Given request: Transcribe all the entries word for word, omitting any pictures they contain.

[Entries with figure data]
#####
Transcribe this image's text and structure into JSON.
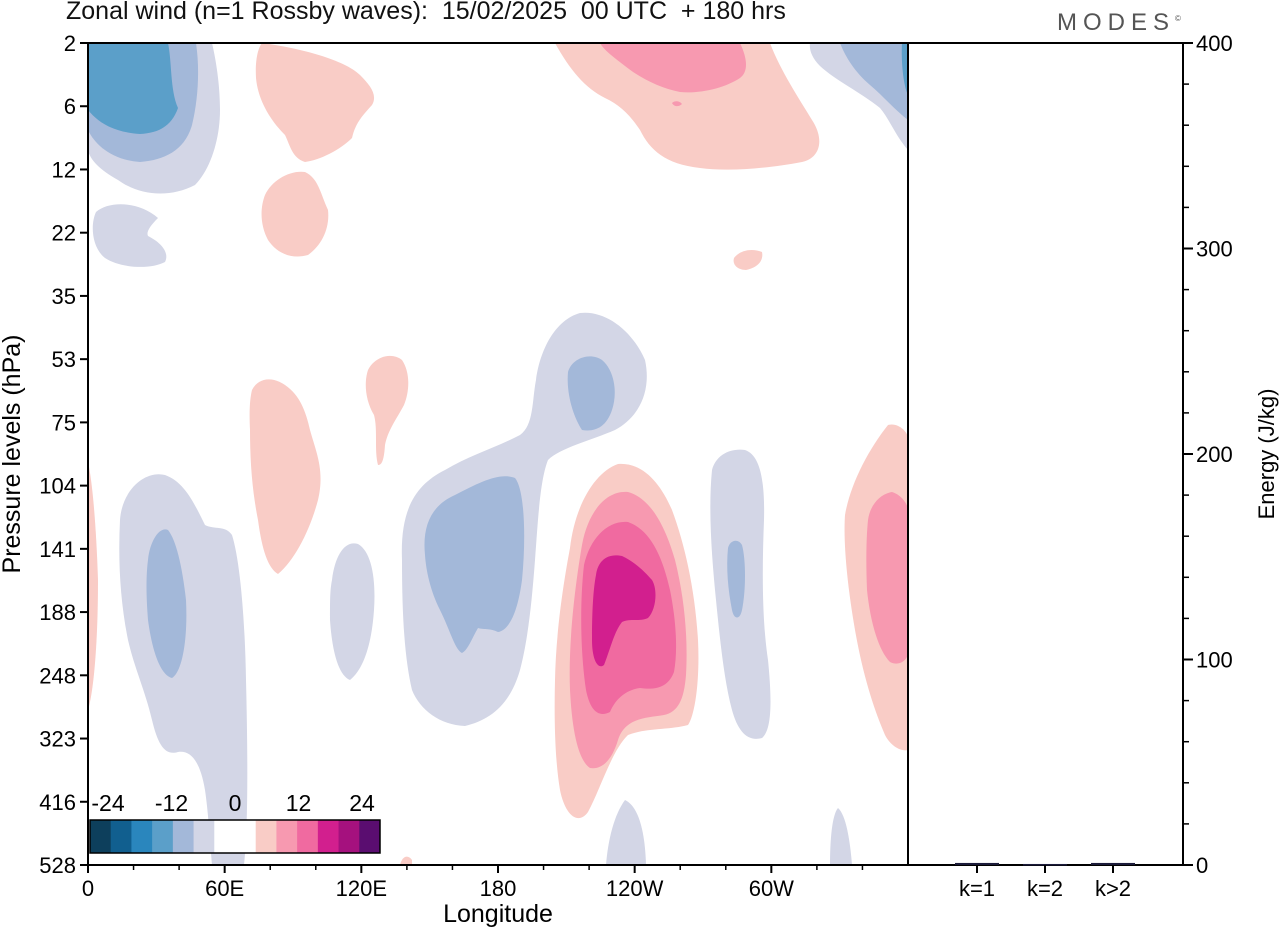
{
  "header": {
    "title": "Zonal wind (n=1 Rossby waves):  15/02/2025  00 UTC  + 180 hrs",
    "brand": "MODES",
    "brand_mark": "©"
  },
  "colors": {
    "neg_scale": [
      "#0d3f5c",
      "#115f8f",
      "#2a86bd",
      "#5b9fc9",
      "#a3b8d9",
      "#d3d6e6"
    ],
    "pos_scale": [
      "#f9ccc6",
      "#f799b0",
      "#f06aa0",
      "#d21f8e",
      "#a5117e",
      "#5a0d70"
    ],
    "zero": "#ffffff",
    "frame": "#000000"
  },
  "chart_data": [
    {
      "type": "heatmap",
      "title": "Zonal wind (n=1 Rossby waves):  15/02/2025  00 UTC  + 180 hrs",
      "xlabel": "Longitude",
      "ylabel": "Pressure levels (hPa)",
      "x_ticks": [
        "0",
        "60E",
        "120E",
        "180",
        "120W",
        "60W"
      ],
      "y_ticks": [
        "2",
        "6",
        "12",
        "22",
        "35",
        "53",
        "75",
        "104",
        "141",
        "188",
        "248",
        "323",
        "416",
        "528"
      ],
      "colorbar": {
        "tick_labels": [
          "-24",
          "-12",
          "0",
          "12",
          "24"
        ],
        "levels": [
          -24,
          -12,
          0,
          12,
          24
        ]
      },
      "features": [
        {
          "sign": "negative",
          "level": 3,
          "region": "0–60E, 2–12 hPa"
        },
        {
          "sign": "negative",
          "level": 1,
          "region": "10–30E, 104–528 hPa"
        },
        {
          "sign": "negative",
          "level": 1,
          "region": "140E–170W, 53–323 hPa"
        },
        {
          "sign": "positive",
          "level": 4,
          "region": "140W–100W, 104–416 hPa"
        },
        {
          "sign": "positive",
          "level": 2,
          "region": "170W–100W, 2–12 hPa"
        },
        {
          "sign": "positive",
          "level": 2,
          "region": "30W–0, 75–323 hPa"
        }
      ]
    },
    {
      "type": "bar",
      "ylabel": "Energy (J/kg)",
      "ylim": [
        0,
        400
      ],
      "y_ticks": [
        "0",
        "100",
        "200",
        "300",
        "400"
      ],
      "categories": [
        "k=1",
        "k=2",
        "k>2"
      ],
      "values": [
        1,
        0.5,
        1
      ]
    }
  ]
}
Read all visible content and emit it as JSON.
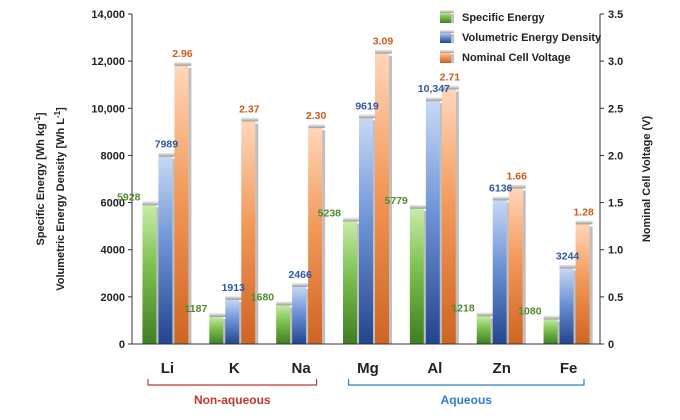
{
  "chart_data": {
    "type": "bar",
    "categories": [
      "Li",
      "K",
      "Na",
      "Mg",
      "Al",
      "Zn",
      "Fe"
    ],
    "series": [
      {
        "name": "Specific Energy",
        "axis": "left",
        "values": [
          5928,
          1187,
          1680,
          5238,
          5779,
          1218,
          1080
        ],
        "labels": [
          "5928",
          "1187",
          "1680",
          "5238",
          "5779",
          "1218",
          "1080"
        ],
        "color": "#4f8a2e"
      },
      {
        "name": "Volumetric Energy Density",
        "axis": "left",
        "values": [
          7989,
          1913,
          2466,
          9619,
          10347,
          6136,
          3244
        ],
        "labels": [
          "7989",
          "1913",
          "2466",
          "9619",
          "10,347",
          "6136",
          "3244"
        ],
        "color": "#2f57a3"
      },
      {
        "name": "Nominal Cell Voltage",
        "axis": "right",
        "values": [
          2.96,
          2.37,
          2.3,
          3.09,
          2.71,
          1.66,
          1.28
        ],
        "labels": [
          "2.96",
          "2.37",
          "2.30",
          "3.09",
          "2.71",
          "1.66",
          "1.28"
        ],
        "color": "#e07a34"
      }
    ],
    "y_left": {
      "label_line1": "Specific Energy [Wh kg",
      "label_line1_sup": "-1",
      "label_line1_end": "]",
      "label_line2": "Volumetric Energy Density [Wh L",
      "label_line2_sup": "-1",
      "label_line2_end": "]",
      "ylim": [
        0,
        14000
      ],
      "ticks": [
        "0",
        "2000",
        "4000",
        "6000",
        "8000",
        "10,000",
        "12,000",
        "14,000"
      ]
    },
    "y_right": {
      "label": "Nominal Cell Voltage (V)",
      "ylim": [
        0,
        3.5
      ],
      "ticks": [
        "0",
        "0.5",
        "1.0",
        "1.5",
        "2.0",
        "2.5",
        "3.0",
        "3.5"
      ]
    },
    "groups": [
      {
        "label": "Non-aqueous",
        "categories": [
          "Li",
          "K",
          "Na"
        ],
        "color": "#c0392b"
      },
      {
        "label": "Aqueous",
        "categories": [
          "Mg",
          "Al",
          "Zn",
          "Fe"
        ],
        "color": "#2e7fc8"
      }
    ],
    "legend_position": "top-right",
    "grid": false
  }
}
#####
Solution to the exercise:
Transcribe this image's text and structure into JSON.
{
  "header": {
    "title": "Zonal wind (n=1 Rossby waves):  15/02/2025  00 UTC  + 180 hrs",
    "brand": "MODES",
    "brand_mark": "©"
  },
  "colors": {
    "neg_scale": [
      "#0d3f5c",
      "#115f8f",
      "#2a86bd",
      "#5b9fc9",
      "#a3b8d9",
      "#d3d6e6"
    ],
    "pos_scale": [
      "#f9ccc6",
      "#f799b0",
      "#f06aa0",
      "#d21f8e",
      "#a5117e",
      "#5a0d70"
    ],
    "zero": "#ffffff",
    "frame": "#000000"
  },
  "chart_data": [
    {
      "type": "heatmap",
      "title": "Zonal wind (n=1 Rossby waves):  15/02/2025  00 UTC  + 180 hrs",
      "xlabel": "Longitude",
      "ylabel": "Pressure levels (hPa)",
      "x_ticks": [
        "0",
        "60E",
        "120E",
        "180",
        "120W",
        "60W"
      ],
      "y_ticks": [
        "2",
        "6",
        "12",
        "22",
        "35",
        "53",
        "75",
        "104",
        "141",
        "188",
        "248",
        "323",
        "416",
        "528"
      ],
      "colorbar": {
        "tick_labels": [
          "-24",
          "-12",
          "0",
          "12",
          "24"
        ],
        "levels": [
          -24,
          -12,
          0,
          12,
          24
        ]
      },
      "features": [
        {
          "sign": "negative",
          "level": 3,
          "region": "0–60E, 2–12 hPa"
        },
        {
          "sign": "negative",
          "level": 1,
          "region": "10–30E, 104–528 hPa"
        },
        {
          "sign": "negative",
          "level": 1,
          "region": "140E–170W, 53–323 hPa"
        },
        {
          "sign": "positive",
          "level": 4,
          "region": "140W–100W, 104–416 hPa"
        },
        {
          "sign": "positive",
          "level": 2,
          "region": "170W–100W, 2–12 hPa"
        },
        {
          "sign": "positive",
          "level": 2,
          "region": "30W–0, 75–323 hPa"
        }
      ]
    },
    {
      "type": "bar",
      "ylabel": "Energy (J/kg)",
      "ylim": [
        0,
        400
      ],
      "y_ticks": [
        "0",
        "100",
        "200",
        "300",
        "400"
      ],
      "categories": [
        "k=1",
        "k=2",
        "k>2"
      ],
      "values": [
        1,
        0.5,
        1
      ]
    }
  ]
}
Read all visible content and emit it as JSON.
{
  "chart_data": {
    "type": "bar",
    "categories": [
      "Li",
      "K",
      "Na",
      "Mg",
      "Al",
      "Zn",
      "Fe"
    ],
    "series": [
      {
        "name": "Specific Energy",
        "axis": "left",
        "values": [
          5928,
          1187,
          1680,
          5238,
          5779,
          1218,
          1080
        ],
        "labels": [
          "5928",
          "1187",
          "1680",
          "5238",
          "5779",
          "1218",
          "1080"
        ],
        "color": "#4f8a2e"
      },
      {
        "name": "Volumetric Energy Density",
        "axis": "left",
        "values": [
          7989,
          1913,
          2466,
          9619,
          10347,
          6136,
          3244
        ],
        "labels": [
          "7989",
          "1913",
          "2466",
          "9619",
          "10,347",
          "6136",
          "3244"
        ],
        "color": "#2f57a3"
      },
      {
        "name": "Nominal Cell Voltage",
        "axis": "right",
        "values": [
          2.96,
          2.37,
          2.3,
          3.09,
          2.71,
          1.66,
          1.28
        ],
        "labels": [
          "2.96",
          "2.37",
          "2.30",
          "3.09",
          "2.71",
          "1.66",
          "1.28"
        ],
        "color": "#e07a34"
      }
    ],
    "y_left": {
      "label_line1": "Specific Energy [Wh kg",
      "label_line1_sup": "-1",
      "label_line1_end": "]",
      "label_line2": "Volumetric Energy Density [Wh L",
      "label_line2_sup": "-1",
      "label_line2_end": "]",
      "ylim": [
        0,
        14000
      ],
      "ticks": [
        "0",
        "2000",
        "4000",
        "6000",
        "8000",
        "10,000",
        "12,000",
        "14,000"
      ]
    },
    "y_right": {
      "label": "Nominal Cell Voltage (V)",
      "ylim": [
        0,
        3.5
      ],
      "ticks": [
        "0",
        "0.5",
        "1.0",
        "1.5",
        "2.0",
        "2.5",
        "3.0",
        "3.5"
      ]
    },
    "groups": [
      {
        "label": "Non-aqueous",
        "categories": [
          "Li",
          "K",
          "Na"
        ],
        "color": "#c0392b"
      },
      {
        "label": "Aqueous",
        "categories": [
          "Mg",
          "Al",
          "Zn",
          "Fe"
        ],
        "color": "#2e7fc8"
      }
    ],
    "legend_position": "top-right",
    "grid": false
  }
}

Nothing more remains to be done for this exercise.